__EXERCISE__: Keep the wording of each record exactly the same when you repeat it, and leave out pictures.

__DATA RECORDS__:

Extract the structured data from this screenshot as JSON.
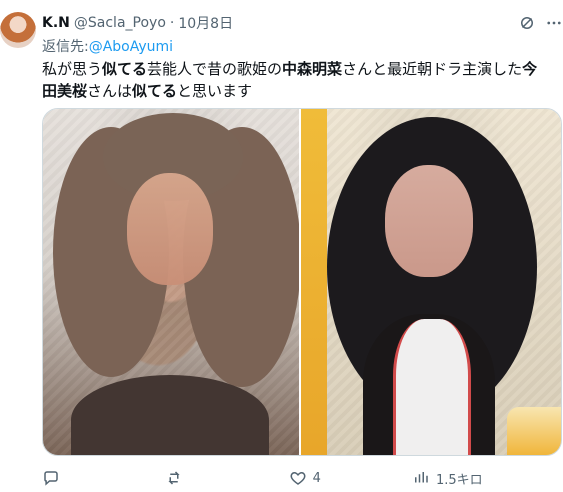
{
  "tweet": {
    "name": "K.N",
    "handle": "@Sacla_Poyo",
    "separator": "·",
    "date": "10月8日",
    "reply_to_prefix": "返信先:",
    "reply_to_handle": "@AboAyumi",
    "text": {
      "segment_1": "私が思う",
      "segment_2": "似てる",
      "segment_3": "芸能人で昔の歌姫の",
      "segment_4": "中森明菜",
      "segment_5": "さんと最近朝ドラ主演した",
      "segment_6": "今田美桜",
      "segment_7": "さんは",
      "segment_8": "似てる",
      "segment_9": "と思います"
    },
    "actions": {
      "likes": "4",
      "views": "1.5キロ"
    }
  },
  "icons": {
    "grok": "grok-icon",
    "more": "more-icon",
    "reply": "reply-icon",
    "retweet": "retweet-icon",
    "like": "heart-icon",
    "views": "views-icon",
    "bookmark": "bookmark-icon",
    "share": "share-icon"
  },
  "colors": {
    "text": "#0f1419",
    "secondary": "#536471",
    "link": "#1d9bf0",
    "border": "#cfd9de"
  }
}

__ANSWER TO THE PROBLEM__:
Extract the structured data from this screenshot as JSON.
{
  "tweet": {
    "name": "K.N",
    "handle": "@Sacla_Poyo",
    "separator": "·",
    "date": "10月8日",
    "reply_to_prefix": "返信先:",
    "reply_to_handle": "@AboAyumi",
    "text": {
      "segment_1": "私が思う",
      "segment_2": "似てる",
      "segment_3": "芸能人で昔の歌姫の",
      "segment_4": "中森明菜",
      "segment_5": "さんと最近朝ドラ主演した",
      "segment_6": "今田美桜",
      "segment_7": "さんは",
      "segment_8": "似てる",
      "segment_9": "と思います"
    },
    "actions": {
      "likes": "4",
      "views": "1.5キロ"
    }
  },
  "icons": {
    "grok": "grok-icon",
    "more": "more-icon",
    "reply": "reply-icon",
    "retweet": "retweet-icon",
    "like": "heart-icon",
    "views": "views-icon",
    "bookmark": "bookmark-icon",
    "share": "share-icon"
  },
  "colors": {
    "text": "#0f1419",
    "secondary": "#536471",
    "link": "#1d9bf0",
    "border": "#cfd9de"
  }
}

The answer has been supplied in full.